Stored data entries ->

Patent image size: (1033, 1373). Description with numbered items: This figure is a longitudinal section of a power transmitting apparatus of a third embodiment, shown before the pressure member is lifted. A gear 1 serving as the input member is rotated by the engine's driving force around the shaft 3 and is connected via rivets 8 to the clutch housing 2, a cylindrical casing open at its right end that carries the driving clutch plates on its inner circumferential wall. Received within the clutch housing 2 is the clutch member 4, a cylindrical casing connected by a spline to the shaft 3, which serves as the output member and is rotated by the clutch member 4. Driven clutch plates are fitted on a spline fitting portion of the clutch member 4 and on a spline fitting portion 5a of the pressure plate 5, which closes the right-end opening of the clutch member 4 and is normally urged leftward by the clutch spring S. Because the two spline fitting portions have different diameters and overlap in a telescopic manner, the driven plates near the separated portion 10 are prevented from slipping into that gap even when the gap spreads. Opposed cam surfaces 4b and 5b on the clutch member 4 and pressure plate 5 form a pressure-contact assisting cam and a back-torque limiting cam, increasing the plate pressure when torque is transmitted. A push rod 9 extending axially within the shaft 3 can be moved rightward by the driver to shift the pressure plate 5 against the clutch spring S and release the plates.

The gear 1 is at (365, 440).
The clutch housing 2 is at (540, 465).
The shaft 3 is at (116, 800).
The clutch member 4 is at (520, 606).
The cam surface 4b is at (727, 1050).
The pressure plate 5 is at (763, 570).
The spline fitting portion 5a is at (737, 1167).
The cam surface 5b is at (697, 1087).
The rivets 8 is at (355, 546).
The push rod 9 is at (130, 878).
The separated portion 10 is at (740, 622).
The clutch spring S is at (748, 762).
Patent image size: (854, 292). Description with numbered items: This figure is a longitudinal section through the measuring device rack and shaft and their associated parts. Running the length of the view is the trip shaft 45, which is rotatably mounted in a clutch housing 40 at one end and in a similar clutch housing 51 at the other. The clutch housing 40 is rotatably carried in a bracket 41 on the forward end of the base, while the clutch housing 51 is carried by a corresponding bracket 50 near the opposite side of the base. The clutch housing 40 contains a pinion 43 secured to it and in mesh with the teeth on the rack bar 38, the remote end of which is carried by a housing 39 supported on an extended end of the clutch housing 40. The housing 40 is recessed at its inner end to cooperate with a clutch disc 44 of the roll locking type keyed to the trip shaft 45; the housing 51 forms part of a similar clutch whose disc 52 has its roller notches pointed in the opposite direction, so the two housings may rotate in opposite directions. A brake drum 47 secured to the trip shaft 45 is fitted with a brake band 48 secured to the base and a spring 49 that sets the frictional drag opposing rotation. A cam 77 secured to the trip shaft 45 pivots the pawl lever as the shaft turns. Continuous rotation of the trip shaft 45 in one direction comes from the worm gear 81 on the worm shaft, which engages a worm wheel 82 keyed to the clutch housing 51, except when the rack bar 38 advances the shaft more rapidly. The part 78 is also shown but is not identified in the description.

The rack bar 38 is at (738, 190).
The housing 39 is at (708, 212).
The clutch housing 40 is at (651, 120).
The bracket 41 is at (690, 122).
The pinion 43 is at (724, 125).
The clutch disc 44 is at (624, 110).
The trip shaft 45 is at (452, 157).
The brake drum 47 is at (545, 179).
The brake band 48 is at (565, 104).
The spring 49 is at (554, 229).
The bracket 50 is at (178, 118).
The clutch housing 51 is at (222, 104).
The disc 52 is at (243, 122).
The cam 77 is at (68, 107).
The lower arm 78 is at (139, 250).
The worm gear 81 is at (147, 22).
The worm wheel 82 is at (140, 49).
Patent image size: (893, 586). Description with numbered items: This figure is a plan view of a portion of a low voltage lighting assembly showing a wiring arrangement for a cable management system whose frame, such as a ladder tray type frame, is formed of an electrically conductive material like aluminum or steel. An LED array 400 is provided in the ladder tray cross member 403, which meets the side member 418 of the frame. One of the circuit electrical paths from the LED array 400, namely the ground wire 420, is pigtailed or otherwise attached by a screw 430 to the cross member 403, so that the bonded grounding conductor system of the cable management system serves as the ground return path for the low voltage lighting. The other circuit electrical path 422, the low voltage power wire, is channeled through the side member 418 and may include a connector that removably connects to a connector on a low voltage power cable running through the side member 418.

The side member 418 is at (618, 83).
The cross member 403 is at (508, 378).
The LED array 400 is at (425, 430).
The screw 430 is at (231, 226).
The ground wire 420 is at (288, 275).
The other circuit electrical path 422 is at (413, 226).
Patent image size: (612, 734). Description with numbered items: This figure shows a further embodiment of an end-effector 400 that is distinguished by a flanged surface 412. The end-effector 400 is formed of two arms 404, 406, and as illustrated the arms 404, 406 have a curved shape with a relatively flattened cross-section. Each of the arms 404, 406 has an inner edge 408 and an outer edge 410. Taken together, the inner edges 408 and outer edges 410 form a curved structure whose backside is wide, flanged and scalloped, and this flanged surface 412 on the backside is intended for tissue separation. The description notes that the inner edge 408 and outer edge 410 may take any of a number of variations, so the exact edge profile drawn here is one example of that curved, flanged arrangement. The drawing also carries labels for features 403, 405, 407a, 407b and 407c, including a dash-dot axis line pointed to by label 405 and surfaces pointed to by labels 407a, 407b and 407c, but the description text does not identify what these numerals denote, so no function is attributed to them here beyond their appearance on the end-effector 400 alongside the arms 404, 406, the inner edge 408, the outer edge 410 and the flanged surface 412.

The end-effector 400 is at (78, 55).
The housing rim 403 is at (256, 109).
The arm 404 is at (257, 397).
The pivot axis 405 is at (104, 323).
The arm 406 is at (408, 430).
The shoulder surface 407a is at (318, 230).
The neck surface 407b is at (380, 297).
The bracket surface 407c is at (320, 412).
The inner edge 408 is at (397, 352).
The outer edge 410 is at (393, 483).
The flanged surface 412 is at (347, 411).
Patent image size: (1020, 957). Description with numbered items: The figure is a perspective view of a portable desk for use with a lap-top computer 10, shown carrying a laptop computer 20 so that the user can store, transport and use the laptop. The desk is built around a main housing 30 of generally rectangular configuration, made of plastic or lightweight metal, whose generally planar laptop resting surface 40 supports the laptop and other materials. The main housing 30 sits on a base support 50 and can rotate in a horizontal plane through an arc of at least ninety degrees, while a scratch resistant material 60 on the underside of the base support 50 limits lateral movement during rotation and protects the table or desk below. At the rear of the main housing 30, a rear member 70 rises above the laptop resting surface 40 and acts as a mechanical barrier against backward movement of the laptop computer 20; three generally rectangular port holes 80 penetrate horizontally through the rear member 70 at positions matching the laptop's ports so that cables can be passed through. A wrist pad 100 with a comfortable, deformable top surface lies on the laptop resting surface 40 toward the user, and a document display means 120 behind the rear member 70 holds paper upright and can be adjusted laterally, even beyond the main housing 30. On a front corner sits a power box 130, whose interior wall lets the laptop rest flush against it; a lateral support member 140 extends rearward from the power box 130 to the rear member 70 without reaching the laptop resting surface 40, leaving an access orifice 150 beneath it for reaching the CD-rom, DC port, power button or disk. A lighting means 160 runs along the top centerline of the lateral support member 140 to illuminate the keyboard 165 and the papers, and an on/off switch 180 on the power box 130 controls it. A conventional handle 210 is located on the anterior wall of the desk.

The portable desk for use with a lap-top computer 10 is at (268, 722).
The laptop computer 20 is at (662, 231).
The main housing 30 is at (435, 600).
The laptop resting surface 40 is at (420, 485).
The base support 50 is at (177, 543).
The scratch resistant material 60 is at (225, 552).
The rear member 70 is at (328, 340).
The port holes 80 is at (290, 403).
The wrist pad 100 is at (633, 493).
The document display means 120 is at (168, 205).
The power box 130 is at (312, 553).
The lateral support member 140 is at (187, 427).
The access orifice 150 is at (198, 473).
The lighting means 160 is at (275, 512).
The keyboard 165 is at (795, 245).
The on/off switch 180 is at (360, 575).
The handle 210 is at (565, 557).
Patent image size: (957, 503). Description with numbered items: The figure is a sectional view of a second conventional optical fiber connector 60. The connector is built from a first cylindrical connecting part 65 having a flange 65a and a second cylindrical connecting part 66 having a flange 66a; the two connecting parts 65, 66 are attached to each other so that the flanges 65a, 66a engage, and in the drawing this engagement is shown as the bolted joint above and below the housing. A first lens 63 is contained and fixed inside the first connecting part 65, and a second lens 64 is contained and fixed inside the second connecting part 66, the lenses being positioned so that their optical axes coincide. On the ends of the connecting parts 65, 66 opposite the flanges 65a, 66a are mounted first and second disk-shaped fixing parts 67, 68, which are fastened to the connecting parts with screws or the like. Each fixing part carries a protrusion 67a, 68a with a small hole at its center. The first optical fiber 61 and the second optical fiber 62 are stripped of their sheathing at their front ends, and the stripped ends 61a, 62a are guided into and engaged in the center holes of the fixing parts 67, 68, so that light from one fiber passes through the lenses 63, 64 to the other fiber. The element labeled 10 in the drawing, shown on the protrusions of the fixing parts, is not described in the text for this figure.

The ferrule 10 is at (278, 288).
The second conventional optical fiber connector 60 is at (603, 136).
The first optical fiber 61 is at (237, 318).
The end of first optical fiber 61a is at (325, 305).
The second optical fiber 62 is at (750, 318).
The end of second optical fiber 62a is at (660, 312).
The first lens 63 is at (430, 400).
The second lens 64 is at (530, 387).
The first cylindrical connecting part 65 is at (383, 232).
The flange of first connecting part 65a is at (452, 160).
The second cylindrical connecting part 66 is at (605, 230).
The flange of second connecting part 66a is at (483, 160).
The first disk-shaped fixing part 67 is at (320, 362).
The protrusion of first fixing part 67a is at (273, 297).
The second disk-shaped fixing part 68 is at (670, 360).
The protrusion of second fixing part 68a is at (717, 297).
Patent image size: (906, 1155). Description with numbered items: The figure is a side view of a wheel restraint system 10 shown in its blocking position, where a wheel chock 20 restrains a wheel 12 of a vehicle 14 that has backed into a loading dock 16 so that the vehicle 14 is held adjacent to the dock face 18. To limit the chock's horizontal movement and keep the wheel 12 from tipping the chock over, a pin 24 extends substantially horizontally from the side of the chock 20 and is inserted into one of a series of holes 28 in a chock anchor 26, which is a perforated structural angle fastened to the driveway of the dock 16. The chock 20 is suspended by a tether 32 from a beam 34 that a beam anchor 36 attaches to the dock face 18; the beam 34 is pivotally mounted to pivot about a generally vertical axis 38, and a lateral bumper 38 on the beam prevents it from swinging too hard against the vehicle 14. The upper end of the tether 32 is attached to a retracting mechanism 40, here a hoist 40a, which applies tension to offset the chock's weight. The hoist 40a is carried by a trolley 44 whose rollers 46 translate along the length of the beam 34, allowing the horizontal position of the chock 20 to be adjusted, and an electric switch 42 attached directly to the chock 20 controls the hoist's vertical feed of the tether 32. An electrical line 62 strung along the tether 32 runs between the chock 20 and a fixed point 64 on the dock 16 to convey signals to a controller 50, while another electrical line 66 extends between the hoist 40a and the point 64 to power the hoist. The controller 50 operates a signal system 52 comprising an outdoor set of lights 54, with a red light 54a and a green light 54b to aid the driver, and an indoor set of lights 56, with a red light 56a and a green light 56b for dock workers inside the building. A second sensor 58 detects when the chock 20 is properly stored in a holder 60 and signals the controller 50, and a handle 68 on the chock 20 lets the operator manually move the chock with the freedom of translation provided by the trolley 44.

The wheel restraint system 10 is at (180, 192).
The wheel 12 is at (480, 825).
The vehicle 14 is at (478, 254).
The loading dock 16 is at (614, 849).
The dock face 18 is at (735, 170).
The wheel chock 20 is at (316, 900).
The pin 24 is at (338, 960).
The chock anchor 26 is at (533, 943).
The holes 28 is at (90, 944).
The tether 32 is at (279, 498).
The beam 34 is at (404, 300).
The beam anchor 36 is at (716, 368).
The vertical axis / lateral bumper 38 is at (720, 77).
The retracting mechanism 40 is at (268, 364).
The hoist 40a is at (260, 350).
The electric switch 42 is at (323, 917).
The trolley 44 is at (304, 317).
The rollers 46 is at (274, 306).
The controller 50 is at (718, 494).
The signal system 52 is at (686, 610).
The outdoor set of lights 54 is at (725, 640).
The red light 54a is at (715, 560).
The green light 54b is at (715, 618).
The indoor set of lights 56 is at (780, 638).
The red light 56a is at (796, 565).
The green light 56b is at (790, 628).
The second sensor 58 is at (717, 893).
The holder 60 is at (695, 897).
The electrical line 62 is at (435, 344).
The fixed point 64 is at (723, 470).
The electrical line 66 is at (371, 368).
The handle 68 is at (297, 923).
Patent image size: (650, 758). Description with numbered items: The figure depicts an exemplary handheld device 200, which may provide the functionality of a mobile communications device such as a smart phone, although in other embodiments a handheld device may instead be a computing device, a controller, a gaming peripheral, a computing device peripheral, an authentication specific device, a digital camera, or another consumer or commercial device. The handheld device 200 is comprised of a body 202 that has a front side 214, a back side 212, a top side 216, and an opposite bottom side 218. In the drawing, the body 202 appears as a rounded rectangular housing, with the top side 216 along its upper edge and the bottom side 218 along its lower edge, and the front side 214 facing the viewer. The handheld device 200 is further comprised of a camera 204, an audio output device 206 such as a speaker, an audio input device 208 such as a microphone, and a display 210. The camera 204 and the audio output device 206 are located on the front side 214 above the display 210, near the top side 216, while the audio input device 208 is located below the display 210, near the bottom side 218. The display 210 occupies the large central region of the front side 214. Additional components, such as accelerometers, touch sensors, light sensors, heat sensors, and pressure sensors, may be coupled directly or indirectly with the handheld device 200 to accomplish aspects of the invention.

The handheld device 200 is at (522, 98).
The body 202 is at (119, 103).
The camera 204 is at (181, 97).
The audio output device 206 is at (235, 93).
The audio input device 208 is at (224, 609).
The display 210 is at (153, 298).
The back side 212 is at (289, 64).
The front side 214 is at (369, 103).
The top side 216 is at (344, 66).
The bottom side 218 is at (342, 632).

What you need to do -> Rewrite the stretch from the line containing "Patent image size: (893, 586)." through the line containing "The ground wire 420 is at (288, 275)." as a JSON list of strings, with one string for each line and blank lines omitted.

Output for this task ->
[
  "Patent image size: (893, 586). Description with numbered items: This figure is a plan view of a portion of a low voltage lighting assembly showing a wiring arrangement for a cable management system whose frame, such as a ladder tray type frame, is formed of an electrically conductive material like aluminum or steel. An LED array 400 is provided in the ladder tray cross member 403, which meets the side member 418 of the frame. One of the circuit electrical paths from the LED array 400, namely the ground wire 420, is pigtailed or otherwise attached by a screw 430 to the cross member 403, so that the bonded grounding conductor system of the cable management system serves as the ground return path for the low voltage lighting. The other circuit electrical path 422, the low voltage power wire, is channeled through the side member 418 and may include a connector that removably connects to a connector on a low voltage power cable running through the side member 418.",
  "The side member 418 is at (618, 83).",
  "The cross member 403 is at (508, 378).",
  "The LED array 400 is at (425, 430).",
  "The screw 430 is at (231, 226).",
  "The ground wire 420 is at (288, 275)."
]